## [Provided data]
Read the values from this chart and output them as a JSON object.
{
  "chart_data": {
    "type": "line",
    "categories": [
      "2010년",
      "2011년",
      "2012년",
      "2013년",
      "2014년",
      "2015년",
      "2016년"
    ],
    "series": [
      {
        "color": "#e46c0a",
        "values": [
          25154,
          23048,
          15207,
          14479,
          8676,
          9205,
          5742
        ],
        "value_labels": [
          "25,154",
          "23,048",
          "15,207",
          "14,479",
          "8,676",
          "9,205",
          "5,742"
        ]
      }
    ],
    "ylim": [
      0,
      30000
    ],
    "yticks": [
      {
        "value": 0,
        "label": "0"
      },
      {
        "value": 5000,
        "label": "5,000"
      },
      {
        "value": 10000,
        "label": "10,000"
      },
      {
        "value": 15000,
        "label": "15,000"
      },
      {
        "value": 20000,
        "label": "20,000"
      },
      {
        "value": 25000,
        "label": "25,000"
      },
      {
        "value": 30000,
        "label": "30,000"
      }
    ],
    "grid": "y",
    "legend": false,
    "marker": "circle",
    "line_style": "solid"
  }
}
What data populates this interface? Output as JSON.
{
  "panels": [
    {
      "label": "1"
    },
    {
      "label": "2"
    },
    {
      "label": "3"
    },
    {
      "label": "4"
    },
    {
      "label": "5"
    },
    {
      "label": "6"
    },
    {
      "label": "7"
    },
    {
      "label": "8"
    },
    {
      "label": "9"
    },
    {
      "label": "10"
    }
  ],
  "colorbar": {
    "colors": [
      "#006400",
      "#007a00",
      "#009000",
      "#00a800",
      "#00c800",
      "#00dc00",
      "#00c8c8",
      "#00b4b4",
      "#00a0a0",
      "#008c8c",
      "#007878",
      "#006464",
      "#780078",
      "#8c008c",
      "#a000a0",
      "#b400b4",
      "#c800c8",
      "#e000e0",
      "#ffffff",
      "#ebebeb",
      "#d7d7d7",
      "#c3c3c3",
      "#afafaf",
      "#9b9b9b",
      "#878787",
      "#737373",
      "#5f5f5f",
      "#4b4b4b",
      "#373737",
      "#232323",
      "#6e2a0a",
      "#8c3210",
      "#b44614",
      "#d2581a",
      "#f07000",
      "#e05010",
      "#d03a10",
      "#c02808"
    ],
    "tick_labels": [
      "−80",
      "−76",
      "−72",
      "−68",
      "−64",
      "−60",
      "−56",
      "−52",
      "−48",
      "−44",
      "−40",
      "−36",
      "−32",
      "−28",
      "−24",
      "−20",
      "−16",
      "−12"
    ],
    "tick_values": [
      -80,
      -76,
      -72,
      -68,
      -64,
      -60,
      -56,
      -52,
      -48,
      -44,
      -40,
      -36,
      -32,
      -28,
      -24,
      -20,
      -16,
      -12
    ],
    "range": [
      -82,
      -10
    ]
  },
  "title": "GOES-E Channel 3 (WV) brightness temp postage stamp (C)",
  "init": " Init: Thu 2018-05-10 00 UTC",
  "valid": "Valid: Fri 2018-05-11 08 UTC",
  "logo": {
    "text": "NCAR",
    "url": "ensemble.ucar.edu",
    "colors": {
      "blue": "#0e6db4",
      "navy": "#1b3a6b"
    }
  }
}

## [Directive]
The answer is one number: how many lines of the material above contain "JSON".

## [Output below]
2